_Short task_
The listing below must be repeated word for word, with its images excluded.
___
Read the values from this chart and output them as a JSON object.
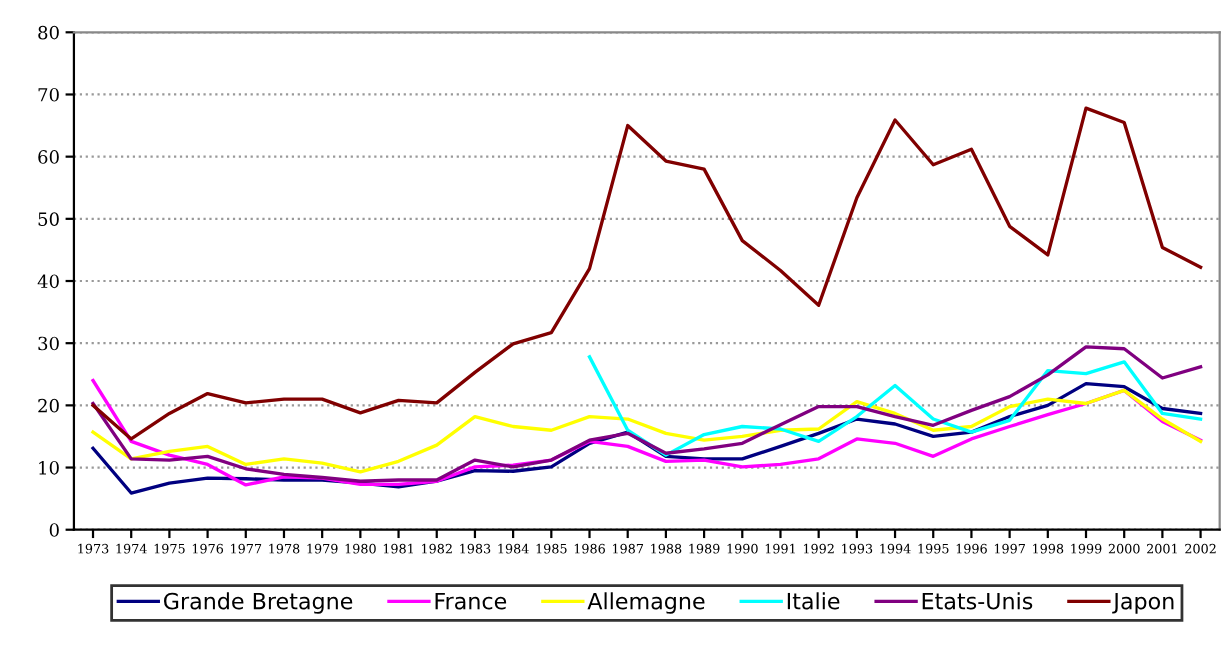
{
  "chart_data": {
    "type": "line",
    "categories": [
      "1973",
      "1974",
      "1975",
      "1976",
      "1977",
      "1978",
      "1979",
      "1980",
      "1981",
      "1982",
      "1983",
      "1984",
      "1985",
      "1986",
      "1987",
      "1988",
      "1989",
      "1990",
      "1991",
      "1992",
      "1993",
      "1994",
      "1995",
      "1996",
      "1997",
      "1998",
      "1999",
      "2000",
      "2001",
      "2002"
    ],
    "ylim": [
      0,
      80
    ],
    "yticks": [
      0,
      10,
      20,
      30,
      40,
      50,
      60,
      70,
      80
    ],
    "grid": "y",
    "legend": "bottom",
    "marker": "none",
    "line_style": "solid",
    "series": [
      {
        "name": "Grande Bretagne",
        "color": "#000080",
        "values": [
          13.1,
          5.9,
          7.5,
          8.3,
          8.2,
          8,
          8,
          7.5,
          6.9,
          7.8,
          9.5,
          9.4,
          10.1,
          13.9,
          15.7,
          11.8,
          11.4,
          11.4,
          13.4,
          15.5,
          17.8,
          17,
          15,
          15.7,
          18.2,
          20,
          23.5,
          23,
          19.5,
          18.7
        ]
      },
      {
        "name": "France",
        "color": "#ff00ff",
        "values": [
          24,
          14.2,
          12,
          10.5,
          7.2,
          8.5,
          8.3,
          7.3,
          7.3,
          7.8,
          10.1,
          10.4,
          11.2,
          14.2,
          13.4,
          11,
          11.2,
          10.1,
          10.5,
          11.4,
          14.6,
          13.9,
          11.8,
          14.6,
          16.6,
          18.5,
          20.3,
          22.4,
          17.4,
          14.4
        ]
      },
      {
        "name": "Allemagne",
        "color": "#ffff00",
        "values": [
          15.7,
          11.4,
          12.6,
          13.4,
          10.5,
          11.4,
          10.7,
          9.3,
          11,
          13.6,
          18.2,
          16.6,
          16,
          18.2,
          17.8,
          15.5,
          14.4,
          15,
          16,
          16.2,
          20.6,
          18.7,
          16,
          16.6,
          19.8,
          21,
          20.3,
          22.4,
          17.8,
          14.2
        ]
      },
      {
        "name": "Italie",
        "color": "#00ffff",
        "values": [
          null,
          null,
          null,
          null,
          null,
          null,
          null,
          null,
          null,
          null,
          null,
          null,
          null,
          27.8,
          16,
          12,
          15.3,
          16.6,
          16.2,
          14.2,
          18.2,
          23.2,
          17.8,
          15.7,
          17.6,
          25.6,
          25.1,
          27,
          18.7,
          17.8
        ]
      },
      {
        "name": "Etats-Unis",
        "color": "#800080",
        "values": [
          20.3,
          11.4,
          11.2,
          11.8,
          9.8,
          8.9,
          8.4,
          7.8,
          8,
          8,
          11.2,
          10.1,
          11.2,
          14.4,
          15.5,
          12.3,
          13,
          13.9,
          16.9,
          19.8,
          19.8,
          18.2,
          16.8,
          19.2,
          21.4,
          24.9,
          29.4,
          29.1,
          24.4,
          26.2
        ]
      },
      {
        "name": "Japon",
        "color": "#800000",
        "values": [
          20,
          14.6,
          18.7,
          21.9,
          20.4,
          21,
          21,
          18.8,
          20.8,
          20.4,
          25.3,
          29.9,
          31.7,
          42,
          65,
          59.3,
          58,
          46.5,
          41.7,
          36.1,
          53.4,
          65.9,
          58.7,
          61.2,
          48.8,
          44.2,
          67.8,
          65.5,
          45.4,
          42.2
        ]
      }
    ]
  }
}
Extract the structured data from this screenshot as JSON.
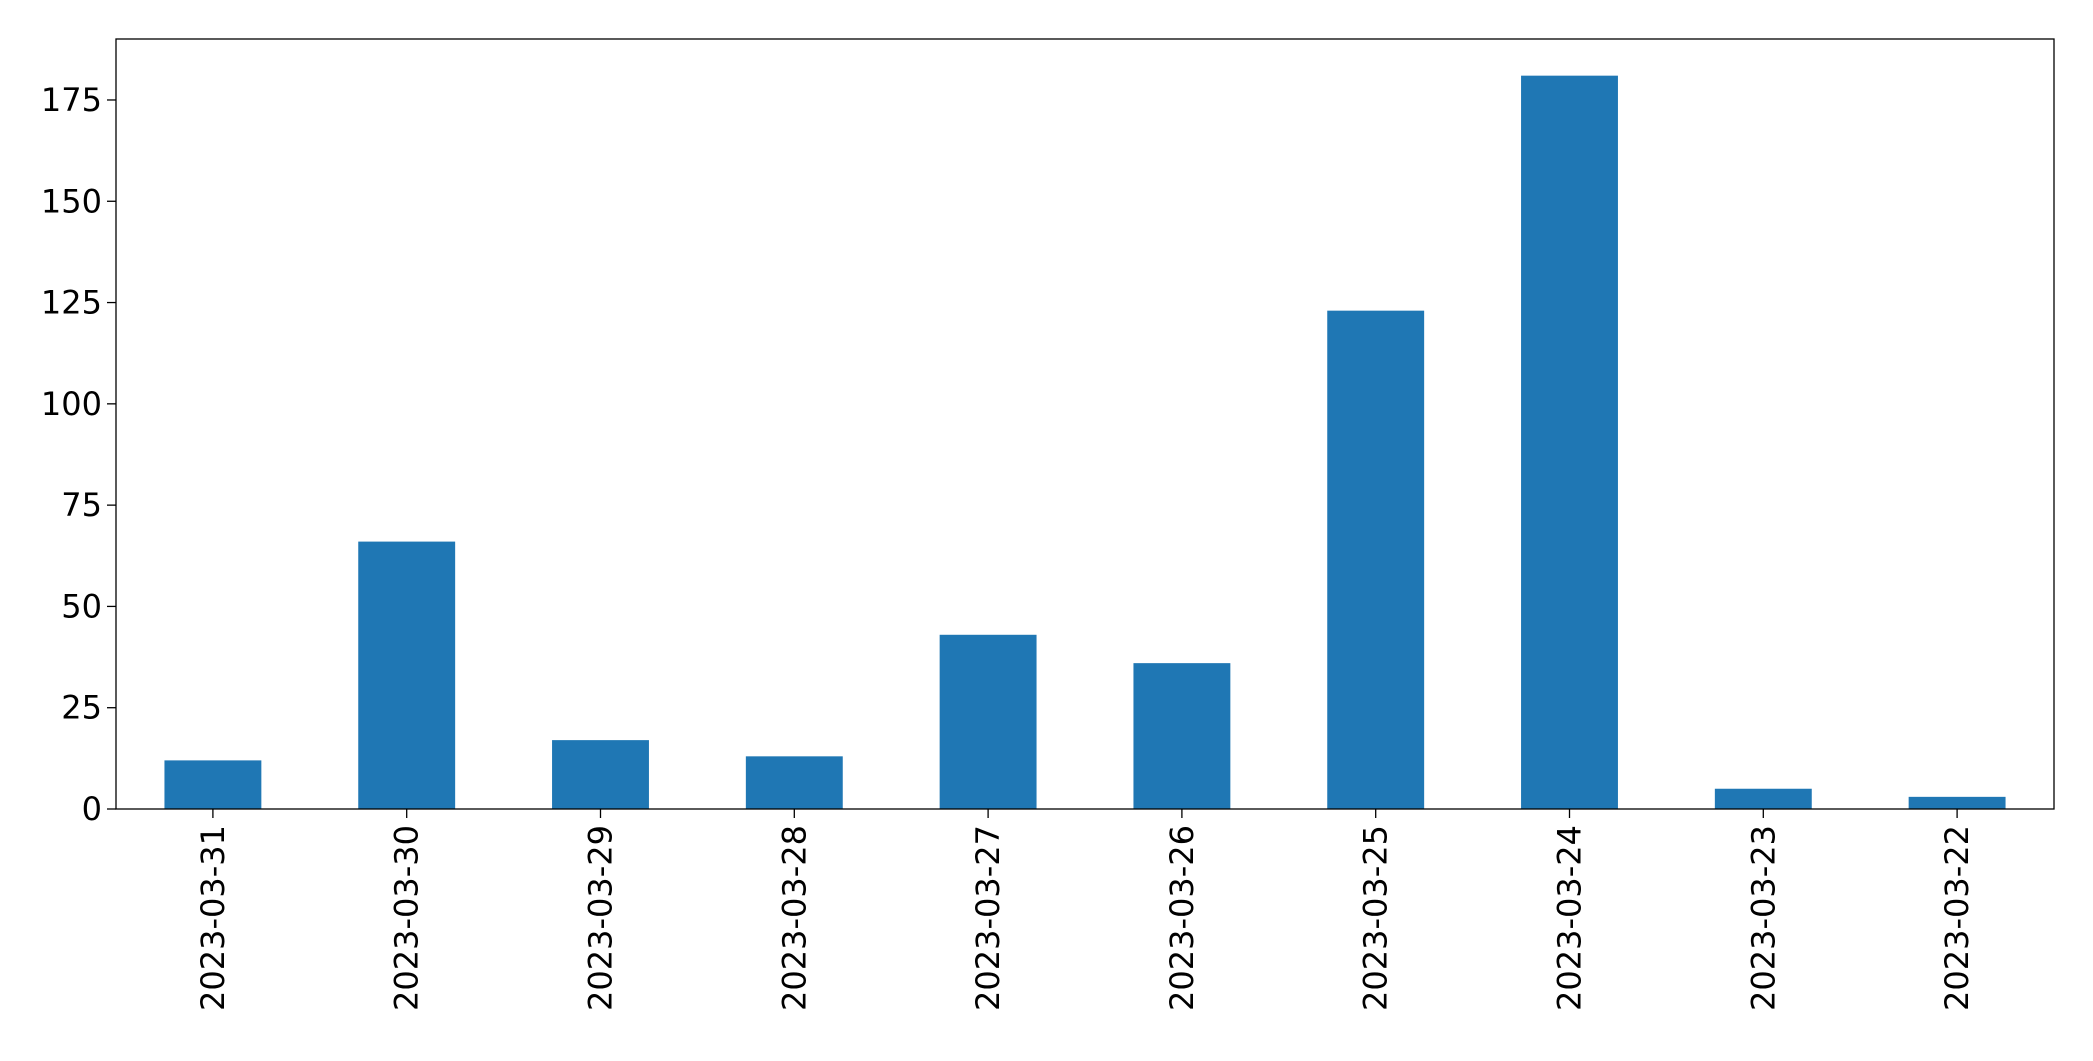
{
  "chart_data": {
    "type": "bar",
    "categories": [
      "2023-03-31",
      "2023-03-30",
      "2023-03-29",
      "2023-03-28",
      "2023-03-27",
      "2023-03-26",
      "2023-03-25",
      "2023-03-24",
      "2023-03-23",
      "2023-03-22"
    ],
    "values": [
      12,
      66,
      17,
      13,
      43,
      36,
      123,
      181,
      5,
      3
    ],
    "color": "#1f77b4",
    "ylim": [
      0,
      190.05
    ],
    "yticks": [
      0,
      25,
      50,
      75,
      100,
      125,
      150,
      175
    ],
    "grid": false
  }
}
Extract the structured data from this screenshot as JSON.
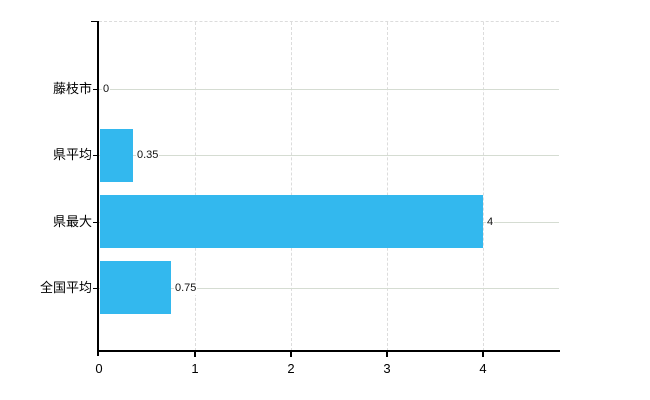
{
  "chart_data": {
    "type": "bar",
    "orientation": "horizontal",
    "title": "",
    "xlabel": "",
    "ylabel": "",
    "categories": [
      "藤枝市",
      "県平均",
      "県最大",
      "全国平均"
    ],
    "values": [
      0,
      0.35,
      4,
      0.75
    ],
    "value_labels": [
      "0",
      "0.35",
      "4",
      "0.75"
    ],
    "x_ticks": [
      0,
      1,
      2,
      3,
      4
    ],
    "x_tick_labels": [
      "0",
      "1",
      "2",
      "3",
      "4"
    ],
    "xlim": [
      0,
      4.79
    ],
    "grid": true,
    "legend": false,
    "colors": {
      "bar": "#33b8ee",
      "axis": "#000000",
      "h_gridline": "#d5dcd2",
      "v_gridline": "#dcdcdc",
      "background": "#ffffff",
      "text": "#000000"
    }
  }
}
___
_Exercise answer_
Read the values from this chart and output them as a JSON object.
{
  "chart_data": {
    "type": "line",
    "categories": [
      "1973",
      "1974",
      "1975",
      "1976",
      "1977",
      "1978",
      "1979",
      "1980",
      "1981",
      "1982",
      "1983",
      "1984",
      "1985",
      "1986",
      "1987",
      "1988",
      "1989",
      "1990",
      "1991",
      "1992",
      "1993",
      "1994",
      "1995",
      "1996",
      "1997",
      "1998",
      "1999",
      "2000",
      "2001",
      "2002"
    ],
    "ylim": [
      0,
      80
    ],
    "yticks": [
      0,
      10,
      20,
      30,
      40,
      50,
      60,
      70,
      80
    ],
    "grid": "y",
    "legend": "bottom",
    "marker": "none",
    "line_style": "solid",
    "series": [
      {
        "name": "Grande Bretagne",
        "color": "#000080",
        "values": [
          13.1,
          5.9,
          7.5,
          8.3,
          8.2,
          8,
          8,
          7.5,
          6.9,
          7.8,
          9.5,
          9.4,
          10.1,
          13.9,
          15.7,
          11.8,
          11.4,
          11.4,
          13.4,
          15.5,
          17.8,
          17,
          15,
          15.7,
          18.2,
          20,
          23.5,
          23,
          19.5,
          18.7
        ]
      },
      {
        "name": "France",
        "color": "#ff00ff",
        "values": [
          24,
          14.2,
          12,
          10.5,
          7.2,
          8.5,
          8.3,
          7.3,
          7.3,
          7.8,
          10.1,
          10.4,
          11.2,
          14.2,
          13.4,
          11,
          11.2,
          10.1,
          10.5,
          11.4,
          14.6,
          13.9,
          11.8,
          14.6,
          16.6,
          18.5,
          20.3,
          22.4,
          17.4,
          14.4
        ]
      },
      {
        "name": "Allemagne",
        "color": "#ffff00",
        "values": [
          15.7,
          11.4,
          12.6,
          13.4,
          10.5,
          11.4,
          10.7,
          9.3,
          11,
          13.6,
          18.2,
          16.6,
          16,
          18.2,
          17.8,
          15.5,
          14.4,
          15,
          16,
          16.2,
          20.6,
          18.7,
          16,
          16.6,
          19.8,
          21,
          20.3,
          22.4,
          17.8,
          14.2
        ]
      },
      {
        "name": "Italie",
        "color": "#00ffff",
        "values": [
          null,
          null,
          null,
          null,
          null,
          null,
          null,
          null,
          null,
          null,
          null,
          null,
          null,
          27.8,
          16,
          12,
          15.3,
          16.6,
          16.2,
          14.2,
          18.2,
          23.2,
          17.8,
          15.7,
          17.6,
          25.6,
          25.1,
          27,
          18.7,
          17.8
        ]
      },
      {
        "name": "Etats-Unis",
        "color": "#800080",
        "values": [
          20.3,
          11.4,
          11.2,
          11.8,
          9.8,
          8.9,
          8.4,
          7.8,
          8,
          8,
          11.2,
          10.1,
          11.2,
          14.4,
          15.5,
          12.3,
          13,
          13.9,
          16.9,
          19.8,
          19.8,
          18.2,
          16.8,
          19.2,
          21.4,
          24.9,
          29.4,
          29.1,
          24.4,
          26.2
        ]
      },
      {
        "name": "Japon",
        "color": "#800000",
        "values": [
          20,
          14.6,
          18.7,
          21.9,
          20.4,
          21,
          21,
          18.8,
          20.8,
          20.4,
          25.3,
          29.9,
          31.7,
          42,
          65,
          59.3,
          58,
          46.5,
          41.7,
          36.1,
          53.4,
          65.9,
          58.7,
          61.2,
          48.8,
          44.2,
          67.8,
          65.5,
          45.4,
          42.2
        ]
      }
    ]
  }
}
Extract the structured data from this screenshot as JSON.
{
  "chart_data": {
    "type": "bar",
    "categories": [
      "2023-03-31",
      "2023-03-30",
      "2023-03-29",
      "2023-03-28",
      "2023-03-27",
      "2023-03-26",
      "2023-03-25",
      "2023-03-24",
      "2023-03-23",
      "2023-03-22"
    ],
    "values": [
      12,
      66,
      17,
      13,
      43,
      36,
      123,
      181,
      5,
      3
    ],
    "color": "#1f77b4",
    "ylim": [
      0,
      190.05
    ],
    "yticks": [
      0,
      25,
      50,
      75,
      100,
      125,
      150,
      175
    ],
    "grid": false
  }
}
Extract the structured data from this screenshot as JSON.
{
  "chart_data": {
    "type": "bar",
    "orientation": "horizontal",
    "title": "",
    "xlabel": "",
    "ylabel": "",
    "categories": [
      "藤枝市",
      "県平均",
      "県最大",
      "全国平均"
    ],
    "values": [
      0,
      0.35,
      4,
      0.75
    ],
    "value_labels": [
      "0",
      "0.35",
      "4",
      "0.75"
    ],
    "x_ticks": [
      0,
      1,
      2,
      3,
      4
    ],
    "x_tick_labels": [
      "0",
      "1",
      "2",
      "3",
      "4"
    ],
    "xlim": [
      0,
      4.79
    ],
    "grid": true,
    "legend": false,
    "colors": {
      "bar": "#33b8ee",
      "axis": "#000000",
      "h_gridline": "#d5dcd2",
      "v_gridline": "#dcdcdc",
      "background": "#ffffff",
      "text": "#000000"
    }
  }
}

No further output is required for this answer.